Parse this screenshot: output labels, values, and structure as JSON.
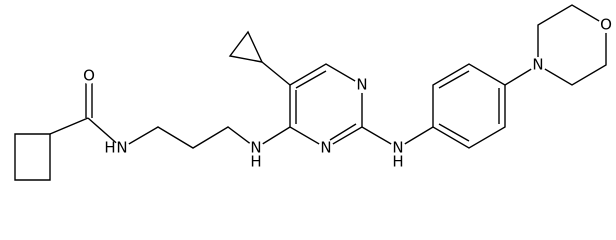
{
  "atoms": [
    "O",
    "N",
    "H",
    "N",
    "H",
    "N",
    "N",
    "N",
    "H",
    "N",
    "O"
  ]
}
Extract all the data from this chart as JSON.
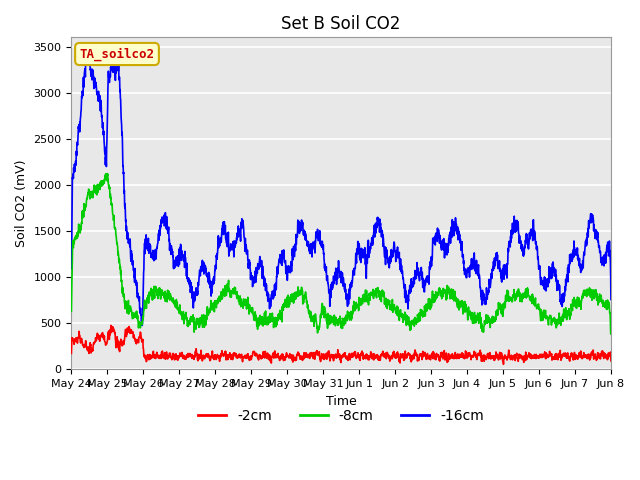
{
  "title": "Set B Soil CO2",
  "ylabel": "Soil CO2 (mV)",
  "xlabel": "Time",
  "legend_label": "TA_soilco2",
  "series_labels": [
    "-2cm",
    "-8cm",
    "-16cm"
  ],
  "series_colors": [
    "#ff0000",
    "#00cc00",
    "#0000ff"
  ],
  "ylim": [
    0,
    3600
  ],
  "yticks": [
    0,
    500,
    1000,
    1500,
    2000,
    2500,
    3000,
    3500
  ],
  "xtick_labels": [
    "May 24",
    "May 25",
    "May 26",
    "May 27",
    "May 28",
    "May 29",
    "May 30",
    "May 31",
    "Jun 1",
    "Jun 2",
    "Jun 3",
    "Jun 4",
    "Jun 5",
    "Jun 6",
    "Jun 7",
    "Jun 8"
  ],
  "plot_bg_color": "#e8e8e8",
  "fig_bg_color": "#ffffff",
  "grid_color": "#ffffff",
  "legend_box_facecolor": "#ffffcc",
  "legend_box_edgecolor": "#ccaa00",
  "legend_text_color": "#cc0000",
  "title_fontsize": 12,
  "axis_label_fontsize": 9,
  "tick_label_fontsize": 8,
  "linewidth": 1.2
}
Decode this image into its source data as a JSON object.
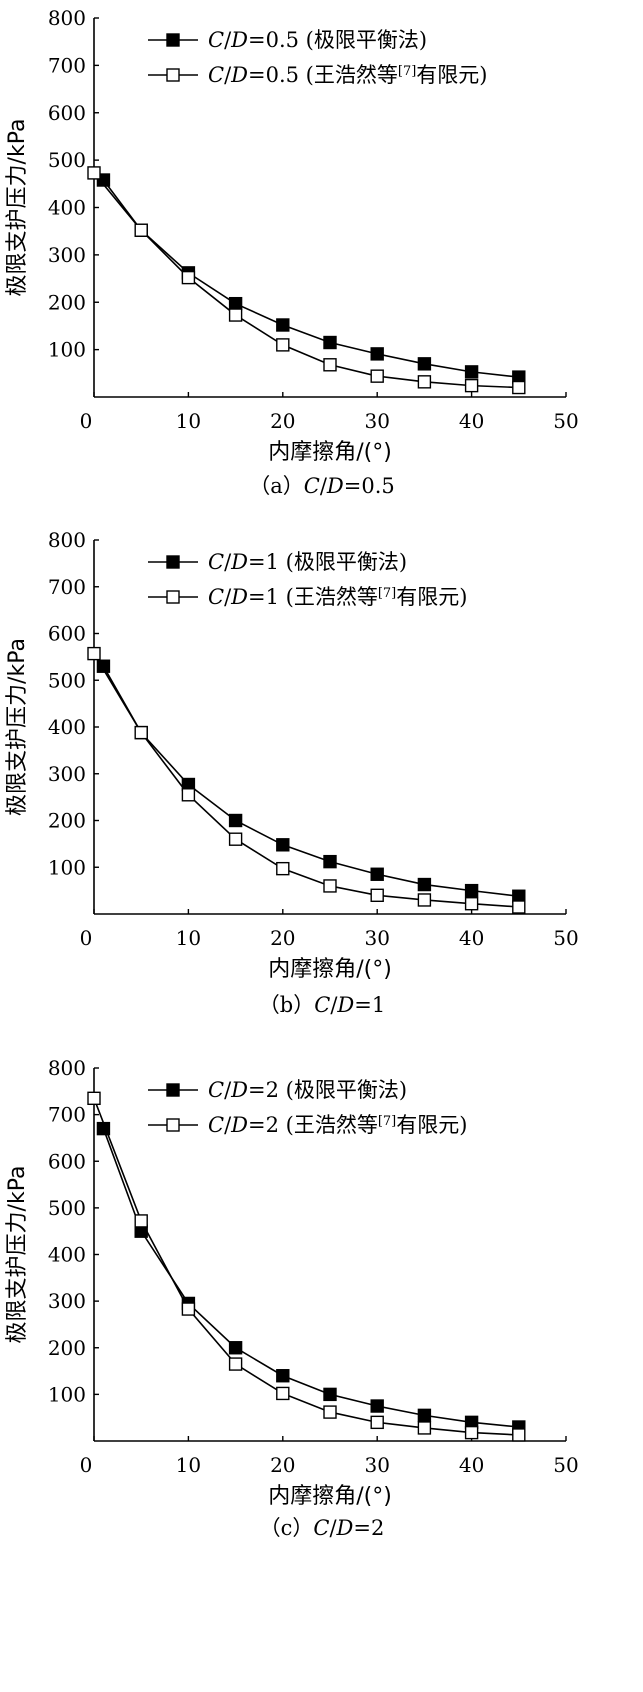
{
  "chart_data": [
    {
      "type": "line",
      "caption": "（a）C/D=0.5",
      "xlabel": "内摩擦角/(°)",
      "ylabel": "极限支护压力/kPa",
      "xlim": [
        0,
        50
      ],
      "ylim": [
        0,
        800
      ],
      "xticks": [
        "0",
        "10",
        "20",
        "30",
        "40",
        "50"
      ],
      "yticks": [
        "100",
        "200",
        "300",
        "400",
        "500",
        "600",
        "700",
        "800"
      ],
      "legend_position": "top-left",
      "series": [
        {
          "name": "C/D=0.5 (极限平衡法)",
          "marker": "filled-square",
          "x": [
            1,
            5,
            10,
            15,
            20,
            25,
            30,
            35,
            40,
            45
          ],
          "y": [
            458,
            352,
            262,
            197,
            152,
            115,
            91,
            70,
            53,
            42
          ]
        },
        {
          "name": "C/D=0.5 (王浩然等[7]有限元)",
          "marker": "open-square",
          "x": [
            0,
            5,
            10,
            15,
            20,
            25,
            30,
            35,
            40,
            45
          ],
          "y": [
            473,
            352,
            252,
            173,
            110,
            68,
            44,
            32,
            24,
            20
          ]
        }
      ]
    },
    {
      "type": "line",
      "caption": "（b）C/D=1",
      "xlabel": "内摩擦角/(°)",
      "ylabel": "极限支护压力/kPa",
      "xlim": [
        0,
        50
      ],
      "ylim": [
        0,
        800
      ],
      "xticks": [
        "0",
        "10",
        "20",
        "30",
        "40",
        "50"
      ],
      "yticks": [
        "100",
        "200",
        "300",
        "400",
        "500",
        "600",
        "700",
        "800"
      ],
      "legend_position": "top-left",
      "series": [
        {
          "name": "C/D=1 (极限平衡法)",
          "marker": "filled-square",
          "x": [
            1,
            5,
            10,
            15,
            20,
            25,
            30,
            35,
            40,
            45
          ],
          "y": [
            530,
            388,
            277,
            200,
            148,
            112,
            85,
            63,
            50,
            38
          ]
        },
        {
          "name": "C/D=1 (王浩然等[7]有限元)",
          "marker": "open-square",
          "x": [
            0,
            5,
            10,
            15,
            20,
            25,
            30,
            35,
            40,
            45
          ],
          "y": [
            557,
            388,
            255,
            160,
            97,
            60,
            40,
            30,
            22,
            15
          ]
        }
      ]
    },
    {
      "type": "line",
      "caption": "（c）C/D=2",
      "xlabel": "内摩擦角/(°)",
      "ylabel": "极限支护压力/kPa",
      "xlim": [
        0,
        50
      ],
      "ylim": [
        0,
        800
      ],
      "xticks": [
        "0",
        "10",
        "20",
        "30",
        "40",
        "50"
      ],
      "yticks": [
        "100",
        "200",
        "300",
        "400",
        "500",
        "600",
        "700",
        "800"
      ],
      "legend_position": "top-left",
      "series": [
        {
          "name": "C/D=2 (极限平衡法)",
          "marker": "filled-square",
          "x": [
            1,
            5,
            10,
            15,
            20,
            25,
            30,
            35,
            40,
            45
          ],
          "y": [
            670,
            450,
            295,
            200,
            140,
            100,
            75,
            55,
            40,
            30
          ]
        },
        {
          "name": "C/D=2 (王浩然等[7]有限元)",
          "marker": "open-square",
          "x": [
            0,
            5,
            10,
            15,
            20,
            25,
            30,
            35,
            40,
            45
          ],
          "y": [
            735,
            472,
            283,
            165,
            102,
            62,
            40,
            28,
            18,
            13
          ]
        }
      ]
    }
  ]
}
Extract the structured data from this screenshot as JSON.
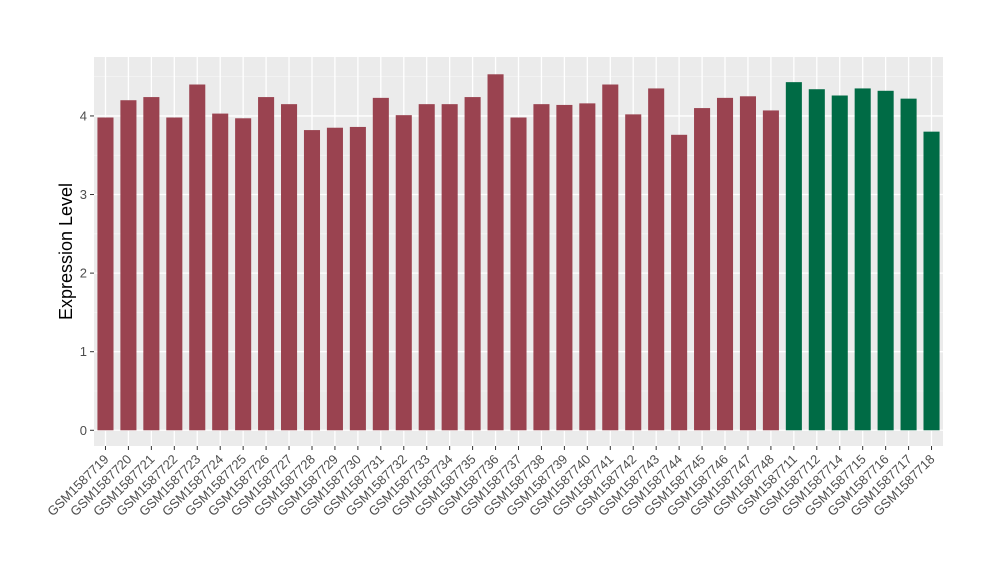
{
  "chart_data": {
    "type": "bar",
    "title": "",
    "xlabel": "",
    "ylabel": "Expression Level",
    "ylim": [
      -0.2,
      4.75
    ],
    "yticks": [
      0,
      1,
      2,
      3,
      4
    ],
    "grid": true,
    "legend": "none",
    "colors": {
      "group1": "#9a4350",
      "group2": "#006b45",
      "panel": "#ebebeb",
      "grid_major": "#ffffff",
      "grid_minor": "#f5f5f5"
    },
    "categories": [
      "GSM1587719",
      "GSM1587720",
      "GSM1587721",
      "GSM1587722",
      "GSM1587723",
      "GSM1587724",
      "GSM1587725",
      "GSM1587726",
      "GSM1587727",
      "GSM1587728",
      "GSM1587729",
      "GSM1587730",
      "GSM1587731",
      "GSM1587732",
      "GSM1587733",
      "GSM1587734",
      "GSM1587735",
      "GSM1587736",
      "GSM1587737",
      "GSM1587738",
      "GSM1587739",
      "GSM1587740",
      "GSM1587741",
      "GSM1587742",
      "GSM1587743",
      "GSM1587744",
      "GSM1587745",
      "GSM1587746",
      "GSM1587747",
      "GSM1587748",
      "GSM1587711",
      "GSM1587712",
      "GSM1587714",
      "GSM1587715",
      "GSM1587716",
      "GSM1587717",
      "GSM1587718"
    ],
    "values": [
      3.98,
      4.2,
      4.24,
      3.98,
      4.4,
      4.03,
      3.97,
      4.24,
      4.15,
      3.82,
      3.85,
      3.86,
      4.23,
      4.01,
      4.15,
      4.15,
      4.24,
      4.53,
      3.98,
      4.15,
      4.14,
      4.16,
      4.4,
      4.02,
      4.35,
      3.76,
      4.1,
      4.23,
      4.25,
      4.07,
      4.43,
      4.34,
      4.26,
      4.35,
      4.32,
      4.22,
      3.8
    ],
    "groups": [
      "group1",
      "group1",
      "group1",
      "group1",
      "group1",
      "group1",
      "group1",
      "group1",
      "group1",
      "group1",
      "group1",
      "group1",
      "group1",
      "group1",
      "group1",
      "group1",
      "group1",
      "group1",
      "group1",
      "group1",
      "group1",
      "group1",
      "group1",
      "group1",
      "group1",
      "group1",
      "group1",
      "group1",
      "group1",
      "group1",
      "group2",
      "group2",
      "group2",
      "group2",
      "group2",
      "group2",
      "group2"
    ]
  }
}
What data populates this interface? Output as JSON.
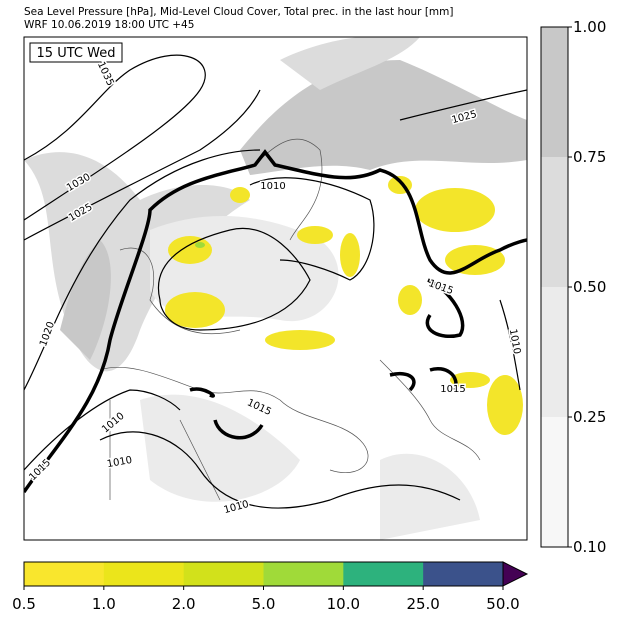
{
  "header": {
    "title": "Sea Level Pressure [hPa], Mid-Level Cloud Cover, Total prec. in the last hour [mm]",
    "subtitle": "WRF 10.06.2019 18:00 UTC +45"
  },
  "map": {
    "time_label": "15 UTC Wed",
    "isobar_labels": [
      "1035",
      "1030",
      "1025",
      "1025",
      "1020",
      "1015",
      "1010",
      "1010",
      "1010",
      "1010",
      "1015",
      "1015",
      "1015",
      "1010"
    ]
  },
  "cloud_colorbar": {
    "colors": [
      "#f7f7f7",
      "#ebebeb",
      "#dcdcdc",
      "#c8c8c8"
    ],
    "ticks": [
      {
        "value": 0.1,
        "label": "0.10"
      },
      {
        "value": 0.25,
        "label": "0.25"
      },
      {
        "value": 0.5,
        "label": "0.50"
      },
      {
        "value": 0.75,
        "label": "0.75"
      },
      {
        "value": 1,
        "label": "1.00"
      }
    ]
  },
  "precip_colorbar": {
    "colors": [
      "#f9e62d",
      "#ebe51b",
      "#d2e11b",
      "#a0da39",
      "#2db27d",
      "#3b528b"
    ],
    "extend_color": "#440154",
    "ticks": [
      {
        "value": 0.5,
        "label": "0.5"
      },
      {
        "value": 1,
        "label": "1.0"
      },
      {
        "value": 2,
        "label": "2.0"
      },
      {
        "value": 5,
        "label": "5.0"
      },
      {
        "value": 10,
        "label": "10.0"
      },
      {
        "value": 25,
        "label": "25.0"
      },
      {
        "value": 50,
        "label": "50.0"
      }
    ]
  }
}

- - - - -

■ **Exercise instructions**:
Find all lines where the word "name" appears. Copy them.

■ **Answer below**:
          "name": "C/D=0.5 (极限平衡法)",
          "name": "C/D=0.5 (王浩然等[7]有限元)",
          "name": "C/D=1 (极限平衡法)",
          "name": "C/D=1 (王浩然等[7]有限元)",
          "name": "C/D=2 (极限平衡法)",
          "name": "C/D=2 (王浩然等[7]有限元)",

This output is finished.